• [Record set]:
====================
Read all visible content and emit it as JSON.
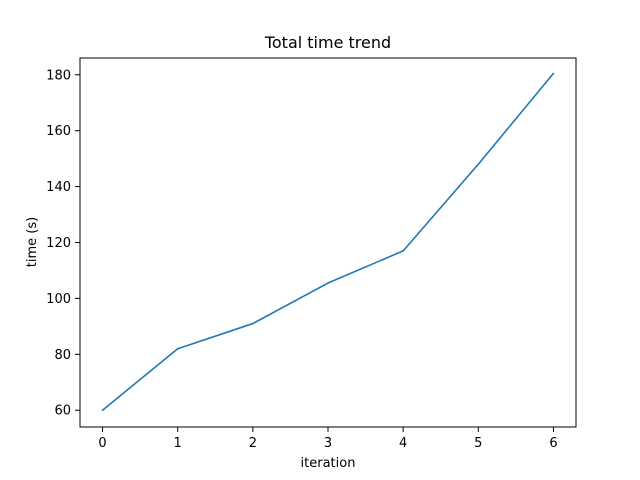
{
  "chart_data": {
    "type": "line",
    "title": "Total time trend",
    "xlabel": "iteration",
    "ylabel": "time (s)",
    "x": [
      0,
      1,
      2,
      3,
      4,
      5,
      6
    ],
    "series": [
      {
        "values": [
          60,
          82,
          91,
          105.5,
          117,
          148,
          180.5
        ],
        "color": "#1f77b4"
      }
    ],
    "xlim": [
      -0.3,
      6.3
    ],
    "ylim": [
      54,
      186
    ],
    "xticks": [
      0,
      1,
      2,
      3,
      4,
      5,
      6
    ],
    "yticks": [
      60,
      80,
      100,
      120,
      140,
      160,
      180
    ],
    "grid": false,
    "legend": "none"
  }
}
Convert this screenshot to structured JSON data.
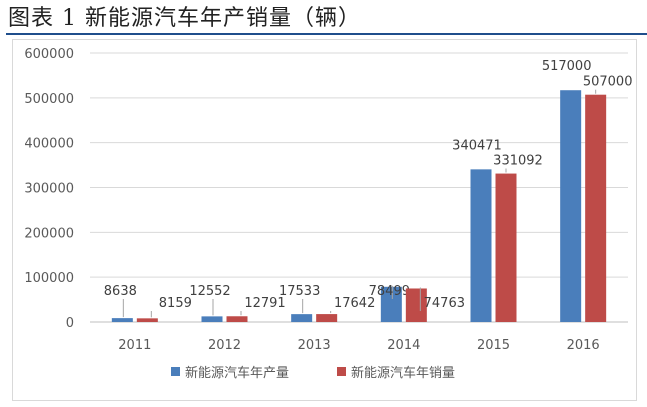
{
  "figure": {
    "title": "图表 1 新能源汽车年产销量（辆）"
  },
  "chart_data": {
    "type": "bar",
    "title": "",
    "xlabel": "",
    "ylabel": "",
    "categories": [
      "2011",
      "2012",
      "2013",
      "2014",
      "2015",
      "2016"
    ],
    "series": [
      {
        "name": "新能源汽车年产量",
        "color": "#4a7ebb",
        "values": [
          8638,
          12552,
          17533,
          78499,
          340471,
          517000
        ]
      },
      {
        "name": "新能源汽车年销量",
        "color": "#be4b48",
        "values": [
          8159,
          12791,
          17642,
          74763,
          331092,
          507000
        ]
      }
    ],
    "ylim": [
      0,
      600000
    ],
    "yticks": [
      "0",
      "100000",
      "200000",
      "300000",
      "400000",
      "500000",
      "600000"
    ],
    "grid": true,
    "legend_position": "bottom"
  }
}
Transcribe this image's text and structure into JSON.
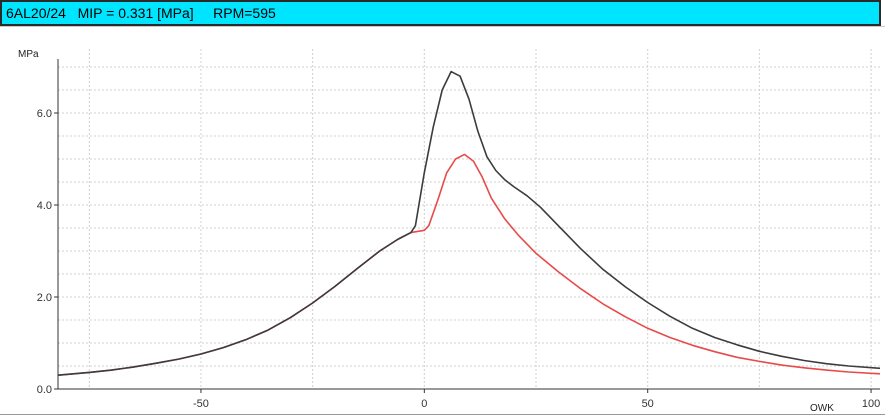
{
  "title_bar": {
    "label": "6AL20/24   MIP = 0.331 [MPa]     RPM=595"
  },
  "chart_data": {
    "type": "line",
    "xlabel": "OWK",
    "ylabel": "MPa",
    "xlim": [
      -82,
      102
    ],
    "ylim": [
      0,
      7.0
    ],
    "x_ticks": [
      "-50",
      "0",
      "50",
      "100"
    ],
    "x_tick_values": [
      -50,
      0,
      50,
      100
    ],
    "y_ticks": [
      "0.0",
      "2.0",
      "4.0",
      "6.0"
    ],
    "y_tick_values": [
      0,
      2,
      4,
      6
    ],
    "grid": true,
    "colors": {
      "series_black": "#3c3c3c",
      "series_red": "#e84a4a",
      "grid": "#d0d0d0",
      "axis": "#333333"
    },
    "series": [
      {
        "points": [
          [
            -82,
            0.3
          ],
          [
            -75,
            0.36
          ],
          [
            -70,
            0.41
          ],
          [
            -65,
            0.48
          ],
          [
            -60,
            0.56
          ],
          [
            -55,
            0.65
          ],
          [
            -50,
            0.76
          ],
          [
            -45,
            0.9
          ],
          [
            -40,
            1.07
          ],
          [
            -35,
            1.28
          ],
          [
            -30,
            1.55
          ],
          [
            -25,
            1.87
          ],
          [
            -20,
            2.23
          ],
          [
            -15,
            2.62
          ],
          [
            -10,
            3.0
          ],
          [
            -6,
            3.25
          ],
          [
            -3,
            3.4
          ],
          [
            -2,
            3.55
          ],
          [
            0,
            4.7
          ],
          [
            2,
            5.7
          ],
          [
            4,
            6.5
          ],
          [
            6,
            6.9
          ],
          [
            8,
            6.8
          ],
          [
            10,
            6.3
          ],
          [
            12,
            5.6
          ],
          [
            14,
            5.05
          ],
          [
            16,
            4.75
          ],
          [
            18,
            4.55
          ],
          [
            20,
            4.4
          ],
          [
            23,
            4.2
          ],
          [
            26,
            3.95
          ],
          [
            30,
            3.55
          ],
          [
            35,
            3.05
          ],
          [
            40,
            2.6
          ],
          [
            45,
            2.22
          ],
          [
            50,
            1.88
          ],
          [
            55,
            1.58
          ],
          [
            60,
            1.32
          ],
          [
            65,
            1.12
          ],
          [
            70,
            0.96
          ],
          [
            75,
            0.82
          ],
          [
            80,
            0.71
          ],
          [
            85,
            0.62
          ],
          [
            90,
            0.55
          ],
          [
            95,
            0.5
          ],
          [
            102,
            0.45
          ]
        ]
      },
      {
        "points": [
          [
            -82,
            0.3
          ],
          [
            -75,
            0.36
          ],
          [
            -70,
            0.41
          ],
          [
            -65,
            0.48
          ],
          [
            -60,
            0.56
          ],
          [
            -55,
            0.65
          ],
          [
            -50,
            0.76
          ],
          [
            -45,
            0.9
          ],
          [
            -40,
            1.07
          ],
          [
            -35,
            1.28
          ],
          [
            -30,
            1.55
          ],
          [
            -25,
            1.87
          ],
          [
            -20,
            2.23
          ],
          [
            -15,
            2.62
          ],
          [
            -10,
            3.0
          ],
          [
            -6,
            3.25
          ],
          [
            -3,
            3.4
          ],
          [
            0,
            3.45
          ],
          [
            1,
            3.55
          ],
          [
            3,
            4.1
          ],
          [
            5,
            4.7
          ],
          [
            7,
            5.0
          ],
          [
            9,
            5.1
          ],
          [
            11,
            4.95
          ],
          [
            13,
            4.6
          ],
          [
            15,
            4.15
          ],
          [
            18,
            3.7
          ],
          [
            21,
            3.35
          ],
          [
            25,
            2.95
          ],
          [
            30,
            2.55
          ],
          [
            35,
            2.18
          ],
          [
            40,
            1.85
          ],
          [
            45,
            1.57
          ],
          [
            50,
            1.32
          ],
          [
            55,
            1.12
          ],
          [
            60,
            0.95
          ],
          [
            65,
            0.81
          ],
          [
            70,
            0.69
          ],
          [
            75,
            0.6
          ],
          [
            80,
            0.52
          ],
          [
            85,
            0.46
          ],
          [
            90,
            0.41
          ],
          [
            95,
            0.37
          ],
          [
            102,
            0.33
          ]
        ]
      }
    ]
  }
}
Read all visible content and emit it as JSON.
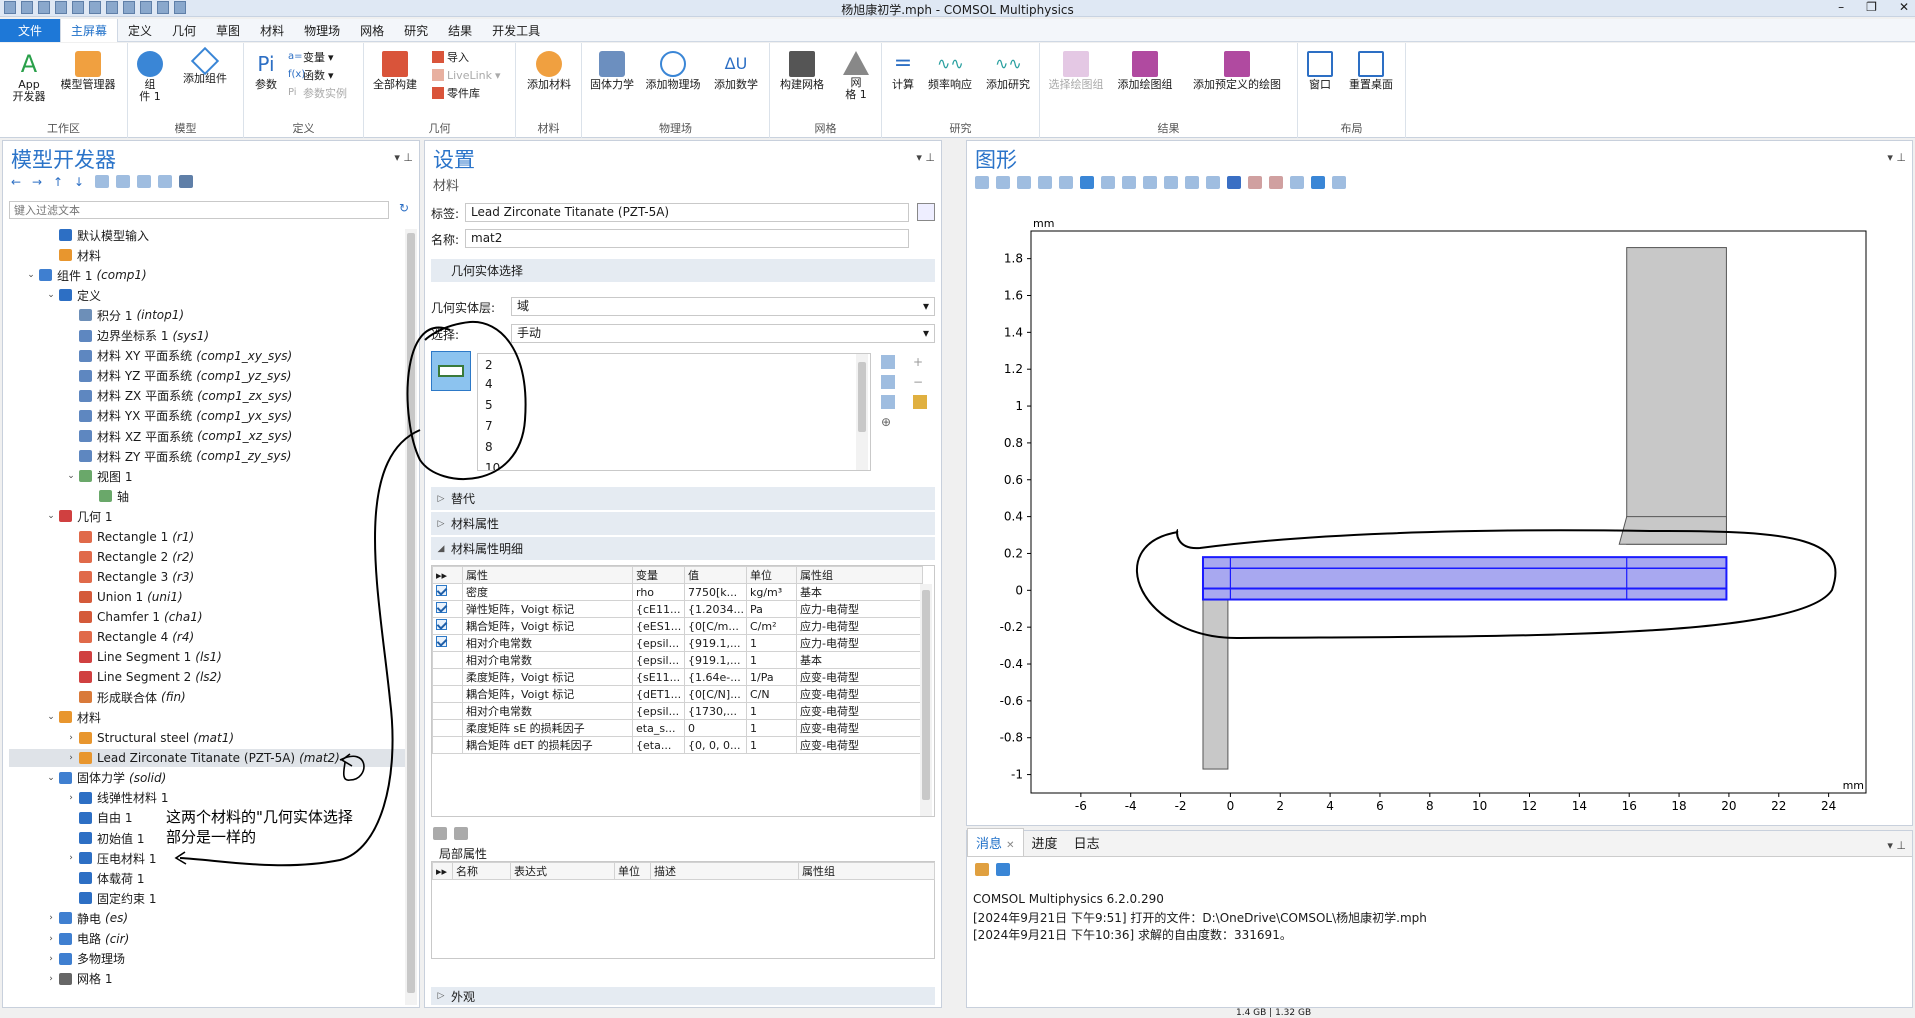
====================
Write out the records above once more, word for word, with no pictures.

• [Response below]:
Read all visible content and emit it as JSON.
{
  "chart_data": {
    "type": "line",
    "title": "Total time trend",
    "xlabel": "iteration",
    "ylabel": "time (s)",
    "x": [
      0,
      1,
      2,
      3,
      4,
      5,
      6
    ],
    "series": [
      {
        "values": [
          60,
          82,
          91,
          105.5,
          117,
          148,
          180.5
        ],
        "color": "#1f77b4"
      }
    ],
    "xlim": [
      -0.3,
      6.3
    ],
    "ylim": [
      54,
      186
    ],
    "xticks": [
      0,
      1,
      2,
      3,
      4,
      5,
      6
    ],
    "yticks": [
      60,
      80,
      100,
      120,
      140,
      160,
      180
    ],
    "grid": false,
    "legend": "none"
  }
}
Convert this screenshot to structured JSON data.
{
  "figure": {
    "title": "图表 1 新能源汽车年产销量（辆）"
  },
  "chart_data": {
    "type": "bar",
    "title": "",
    "xlabel": "",
    "ylabel": "",
    "categories": [
      "2011",
      "2012",
      "2013",
      "2014",
      "2015",
      "2016"
    ],
    "series": [
      {
        "name": "新能源汽车年产量",
        "color": "#4a7ebb",
        "values": [
          8638,
          12552,
          17533,
          78499,
          340471,
          517000
        ]
      },
      {
        "name": "新能源汽车年销量",
        "color": "#be4b48",
        "values": [
          8159,
          12791,
          17642,
          74763,
          331092,
          507000
        ]
      }
    ],
    "ylim": [
      0,
      600000
    ],
    "yticks": [
      "0",
      "100000",
      "200000",
      "300000",
      "400000",
      "500000",
      "600000"
    ],
    "grid": true,
    "legend_position": "bottom"
  }
}
Transcribe this image's text and structure into JSON.
{
  "title_bar": {
    "label": "6AL20/24   MIP = 0.331 [MPa]     RPM=595"
  },
  "chart_data": {
    "type": "line",
    "xlabel": "OWK",
    "ylabel": "MPa",
    "xlim": [
      -82,
      102
    ],
    "ylim": [
      0,
      7.0
    ],
    "x_ticks": [
      "-50",
      "0",
      "50",
      "100"
    ],
    "x_tick_values": [
      -50,
      0,
      50,
      100
    ],
    "y_ticks": [
      "0.0",
      "2.0",
      "4.0",
      "6.0"
    ],
    "y_tick_values": [
      0,
      2,
      4,
      6
    ],
    "grid": true,
    "colors": {
      "series_black": "#3c3c3c",
      "series_red": "#e84a4a",
      "grid": "#d0d0d0",
      "axis": "#333333"
    },
    "series": [
      {
        "points": [
          [
            -82,
            0.3
          ],
          [
            -75,
            0.36
          ],
          [
            -70,
            0.41
          ],
          [
            -65,
            0.48
          ],
          [
            -60,
            0.56
          ],
          [
            -55,
            0.65
          ],
          [
            -50,
            0.76
          ],
          [
            -45,
            0.9
          ],
          [
            -40,
            1.07
          ],
          [
            -35,
            1.28
          ],
          [
            -30,
            1.55
          ],
          [
            -25,
            1.87
          ],
          [
            -20,
            2.23
          ],
          [
            -15,
            2.62
          ],
          [
            -10,
            3.0
          ],
          [
            -6,
            3.25
          ],
          [
            -3,
            3.4
          ],
          [
            -2,
            3.55
          ],
          [
            0,
            4.7
          ],
          [
            2,
            5.7
          ],
          [
            4,
            6.5
          ],
          [
            6,
            6.9
          ],
          [
            8,
            6.8
          ],
          [
            10,
            6.3
          ],
          [
            12,
            5.6
          ],
          [
            14,
            5.05
          ],
          [
            16,
            4.75
          ],
          [
            18,
            4.55
          ],
          [
            20,
            4.4
          ],
          [
            23,
            4.2
          ],
          [
            26,
            3.95
          ],
          [
            30,
            3.55
          ],
          [
            35,
            3.05
          ],
          [
            40,
            2.6
          ],
          [
            45,
            2.22
          ],
          [
            50,
            1.88
          ],
          [
            55,
            1.58
          ],
          [
            60,
            1.32
          ],
          [
            65,
            1.12
          ],
          [
            70,
            0.96
          ],
          [
            75,
            0.82
          ],
          [
            80,
            0.71
          ],
          [
            85,
            0.62
          ],
          [
            90,
            0.55
          ],
          [
            95,
            0.5
          ],
          [
            102,
            0.45
          ]
        ]
      },
      {
        "points": [
          [
            -82,
            0.3
          ],
          [
            -75,
            0.36
          ],
          [
            -70,
            0.41
          ],
          [
            -65,
            0.48
          ],
          [
            -60,
            0.56
          ],
          [
            -55,
            0.65
          ],
          [
            -50,
            0.76
          ],
          [
            -45,
            0.9
          ],
          [
            -40,
            1.07
          ],
          [
            -35,
            1.28
          ],
          [
            -30,
            1.55
          ],
          [
            -25,
            1.87
          ],
          [
            -20,
            2.23
          ],
          [
            -15,
            2.62
          ],
          [
            -10,
            3.0
          ],
          [
            -6,
            3.25
          ],
          [
            -3,
            3.4
          ],
          [
            0,
            3.45
          ],
          [
            1,
            3.55
          ],
          [
            3,
            4.1
          ],
          [
            5,
            4.7
          ],
          [
            7,
            5.0
          ],
          [
            9,
            5.1
          ],
          [
            11,
            4.95
          ],
          [
            13,
            4.6
          ],
          [
            15,
            4.15
          ],
          [
            18,
            3.7
          ],
          [
            21,
            3.35
          ],
          [
            25,
            2.95
          ],
          [
            30,
            2.55
          ],
          [
            35,
            2.18
          ],
          [
            40,
            1.85
          ],
          [
            45,
            1.57
          ],
          [
            50,
            1.32
          ],
          [
            55,
            1.12
          ],
          [
            60,
            0.95
          ],
          [
            65,
            0.81
          ],
          [
            70,
            0.69
          ],
          [
            75,
            0.6
          ],
          [
            80,
            0.52
          ],
          [
            85,
            0.46
          ],
          [
            90,
            0.41
          ],
          [
            95,
            0.37
          ],
          [
            102,
            0.33
          ]
        ]
      }
    ]
  }
}
Read all visible content and emit it as JSON.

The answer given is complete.